**Selected extract**
It was also a place to reflect on how music has become more of a cultural symbol for us, and an expression of who we are, even more than words. This really hit home on Wednesday night at the second staff concert. There was an awesome sequence in which Yaella Hertz played a classical violin duo with a protege with whom she works at the camp, followed by Jeff Warschauer and Deborah Strauss performing a suite that included Jewish folk song, but also more, and then Aaron Alexander, the popular downtown drummer, came onstage to perform a piece from his forthcoming Tzadik album.

Okay, here’s some background. There is a photo at the National Yiddish Book Center of a table at a library in, I believe, Vilna. At the table, doing research, are luminaries from the Orthodox, and Marxist, and Socialist, and Yiddish, and Zionist worlds (with some overlap). There will probably never be a table like that again. There is no common ground for the scholars in those fields. But onstage with Aaron Alexander last Wednesday night there were Jews and non-Jews, representing music from traditional klezmer to avant garde (again, sometimes with considerable overlap) all playing joyously together (do Josh Dolgin’s samples count as playing?). And it flashed through my mind that this KlezKanada stage was our generation’s Vilna library table – the place where people come together either as Jews for the culture, or as non-Jews for the culture, and share and create entirely new, exciting music.

We saw more diversity and got to hang together, shmooze, and jam until all hours, than you’ll see over the course of several weeks here in NYC during the “350 years of Jews in America” celebration this fall. If it isn’t there already, do put KlezKanada on your calendar for next August.

Something Jewish happening in the UK

There is a new online Jewish culture magazine called SomethingJewish, and it is looking for contributors

[SomethingJewish is interested in] reviewers and writers who have an interest in Jewish music, from Klezmer to Hip Hop and from synagogue chants to Yiddish tunes, the new site will cover all forms of Jewish music with reviews, features and interviews.

Whether you are in Paris or London or New York or Toronto, we are keen to get local people to cover what is happening in their city.

If you are interested in writing for us (and also getting an opportunity to review), then send an e-mail to: writers@somethingjewish.co.uk and also if you have some examples of your writing, please paste them into your e-mail.

Please note: At present we do not pay for contributions.

‘Rats’ to that last note, but if you don’t have your own Jewish cultural blog or website, this could be a fun place to get the word out. Doesn’t look like it’s as profound as Heeb, but neither is it as faux as Tikkun.

(Stored records)

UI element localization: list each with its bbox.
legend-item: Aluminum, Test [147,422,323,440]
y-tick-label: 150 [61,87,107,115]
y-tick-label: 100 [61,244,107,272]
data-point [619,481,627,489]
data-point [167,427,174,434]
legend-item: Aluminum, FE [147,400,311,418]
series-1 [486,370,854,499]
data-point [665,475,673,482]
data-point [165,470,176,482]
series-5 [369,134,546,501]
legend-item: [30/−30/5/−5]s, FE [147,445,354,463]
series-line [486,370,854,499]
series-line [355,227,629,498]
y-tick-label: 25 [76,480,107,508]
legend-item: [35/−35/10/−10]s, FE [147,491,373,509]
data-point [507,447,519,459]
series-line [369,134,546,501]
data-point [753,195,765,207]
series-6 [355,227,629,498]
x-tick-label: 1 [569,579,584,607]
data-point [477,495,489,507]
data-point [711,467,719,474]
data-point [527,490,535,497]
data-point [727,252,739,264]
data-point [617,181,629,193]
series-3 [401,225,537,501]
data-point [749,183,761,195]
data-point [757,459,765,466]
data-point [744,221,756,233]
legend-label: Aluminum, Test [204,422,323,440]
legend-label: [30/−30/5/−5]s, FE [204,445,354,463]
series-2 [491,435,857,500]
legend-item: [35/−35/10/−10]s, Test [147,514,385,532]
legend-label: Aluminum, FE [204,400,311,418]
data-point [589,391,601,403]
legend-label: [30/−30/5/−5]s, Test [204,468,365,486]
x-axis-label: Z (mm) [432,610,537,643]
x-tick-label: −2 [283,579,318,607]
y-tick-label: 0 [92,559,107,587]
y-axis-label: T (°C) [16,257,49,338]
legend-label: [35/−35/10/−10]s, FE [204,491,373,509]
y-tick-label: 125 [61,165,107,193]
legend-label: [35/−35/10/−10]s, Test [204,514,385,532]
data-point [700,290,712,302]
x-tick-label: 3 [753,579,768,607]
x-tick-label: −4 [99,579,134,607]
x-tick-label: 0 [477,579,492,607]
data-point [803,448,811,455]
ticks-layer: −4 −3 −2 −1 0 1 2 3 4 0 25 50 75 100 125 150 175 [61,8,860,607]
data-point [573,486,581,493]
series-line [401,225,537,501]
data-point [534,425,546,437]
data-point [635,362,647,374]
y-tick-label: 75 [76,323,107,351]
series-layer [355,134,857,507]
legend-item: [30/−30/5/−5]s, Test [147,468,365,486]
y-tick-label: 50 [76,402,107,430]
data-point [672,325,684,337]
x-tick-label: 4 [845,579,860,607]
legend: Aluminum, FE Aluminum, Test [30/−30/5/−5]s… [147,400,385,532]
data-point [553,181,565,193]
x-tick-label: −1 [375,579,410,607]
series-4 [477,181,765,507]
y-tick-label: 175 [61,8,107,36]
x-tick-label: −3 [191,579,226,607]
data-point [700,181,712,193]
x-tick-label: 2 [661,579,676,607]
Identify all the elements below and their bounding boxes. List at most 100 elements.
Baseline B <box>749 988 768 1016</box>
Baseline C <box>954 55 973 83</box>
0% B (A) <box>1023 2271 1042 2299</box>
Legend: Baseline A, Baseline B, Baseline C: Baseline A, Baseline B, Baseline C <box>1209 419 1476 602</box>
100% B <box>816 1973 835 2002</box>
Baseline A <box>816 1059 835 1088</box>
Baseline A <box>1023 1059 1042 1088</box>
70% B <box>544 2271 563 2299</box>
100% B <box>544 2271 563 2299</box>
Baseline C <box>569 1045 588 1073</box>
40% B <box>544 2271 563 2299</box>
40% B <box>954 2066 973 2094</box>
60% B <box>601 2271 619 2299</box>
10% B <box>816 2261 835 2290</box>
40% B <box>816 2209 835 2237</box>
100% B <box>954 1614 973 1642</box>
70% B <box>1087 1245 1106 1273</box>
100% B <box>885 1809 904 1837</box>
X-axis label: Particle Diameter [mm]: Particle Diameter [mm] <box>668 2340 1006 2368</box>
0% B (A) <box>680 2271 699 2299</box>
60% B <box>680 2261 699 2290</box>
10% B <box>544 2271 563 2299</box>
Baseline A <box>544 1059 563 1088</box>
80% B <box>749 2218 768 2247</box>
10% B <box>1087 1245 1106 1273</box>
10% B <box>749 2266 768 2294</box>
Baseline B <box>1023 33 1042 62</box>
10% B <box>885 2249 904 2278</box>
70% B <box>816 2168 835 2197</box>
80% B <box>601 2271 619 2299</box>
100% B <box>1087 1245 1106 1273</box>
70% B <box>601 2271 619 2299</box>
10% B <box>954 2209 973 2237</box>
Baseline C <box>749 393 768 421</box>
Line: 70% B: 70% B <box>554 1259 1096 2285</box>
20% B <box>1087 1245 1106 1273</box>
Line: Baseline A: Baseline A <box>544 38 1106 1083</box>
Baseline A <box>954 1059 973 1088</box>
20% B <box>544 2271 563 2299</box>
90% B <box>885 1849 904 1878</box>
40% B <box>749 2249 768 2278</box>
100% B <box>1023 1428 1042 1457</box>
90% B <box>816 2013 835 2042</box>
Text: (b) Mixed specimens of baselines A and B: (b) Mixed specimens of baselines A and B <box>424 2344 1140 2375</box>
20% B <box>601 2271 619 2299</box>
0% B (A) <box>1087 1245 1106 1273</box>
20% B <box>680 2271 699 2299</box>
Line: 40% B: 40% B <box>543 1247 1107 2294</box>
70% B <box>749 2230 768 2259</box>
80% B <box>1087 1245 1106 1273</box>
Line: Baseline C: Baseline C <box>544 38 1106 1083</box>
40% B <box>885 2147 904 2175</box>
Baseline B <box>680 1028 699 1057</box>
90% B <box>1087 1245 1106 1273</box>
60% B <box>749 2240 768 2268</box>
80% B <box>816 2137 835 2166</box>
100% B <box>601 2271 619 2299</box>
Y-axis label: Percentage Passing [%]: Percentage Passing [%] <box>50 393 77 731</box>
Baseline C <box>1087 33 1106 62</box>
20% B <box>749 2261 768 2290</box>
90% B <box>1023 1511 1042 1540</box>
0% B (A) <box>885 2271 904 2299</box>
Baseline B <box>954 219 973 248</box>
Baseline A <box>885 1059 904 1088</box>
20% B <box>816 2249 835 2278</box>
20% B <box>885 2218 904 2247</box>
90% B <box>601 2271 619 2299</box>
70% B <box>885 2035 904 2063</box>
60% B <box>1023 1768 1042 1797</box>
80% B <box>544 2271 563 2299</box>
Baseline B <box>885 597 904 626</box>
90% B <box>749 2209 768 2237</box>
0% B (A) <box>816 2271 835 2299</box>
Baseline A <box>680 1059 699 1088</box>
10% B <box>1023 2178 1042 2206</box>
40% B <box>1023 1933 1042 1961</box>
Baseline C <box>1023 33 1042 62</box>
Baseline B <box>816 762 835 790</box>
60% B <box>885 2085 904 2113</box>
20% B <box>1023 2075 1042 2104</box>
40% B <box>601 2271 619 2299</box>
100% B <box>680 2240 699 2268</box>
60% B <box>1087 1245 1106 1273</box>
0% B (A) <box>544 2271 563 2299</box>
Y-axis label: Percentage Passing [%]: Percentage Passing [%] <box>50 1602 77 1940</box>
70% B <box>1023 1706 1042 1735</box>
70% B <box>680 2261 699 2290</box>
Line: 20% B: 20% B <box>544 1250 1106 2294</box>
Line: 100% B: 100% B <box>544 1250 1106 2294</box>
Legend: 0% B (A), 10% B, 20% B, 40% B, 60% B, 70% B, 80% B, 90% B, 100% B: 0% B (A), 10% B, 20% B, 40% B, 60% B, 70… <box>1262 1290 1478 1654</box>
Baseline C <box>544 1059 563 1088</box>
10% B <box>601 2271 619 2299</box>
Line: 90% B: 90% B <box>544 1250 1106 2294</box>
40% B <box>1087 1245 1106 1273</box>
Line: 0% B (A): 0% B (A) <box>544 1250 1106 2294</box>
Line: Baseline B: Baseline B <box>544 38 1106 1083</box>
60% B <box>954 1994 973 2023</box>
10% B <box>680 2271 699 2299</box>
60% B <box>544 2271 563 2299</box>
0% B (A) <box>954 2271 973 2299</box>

**What to work on**
Please return the part of the KlezKanada text starting with "We saw more" and going on through "in their city.", copied word for word.

**Result for this task**
We saw more diversity and got to hang together, shmooze, and jam until all hours, than you’ll see over the course of several weeks here in NYC during the “350 years of Jews in America” celebration this fall. If it isn’t there already, do put KlezKanada on your calendar for next August.

Something Jewish happening in the UK

There is a new online Jewish culture magazine called SomethingJewish, and it is looking for contributors

[SomethingJewish is interested in] reviewers and writers who have an interest in Jewish music, from Klezmer to Hip Hop and from synagogue chants to Yiddish tunes, the new site will cover all forms of Jewish music with reviews, features and interviews.

Whether you are in Paris or London or New York or Toronto, we are keen to get local people to cover what is happening in their city.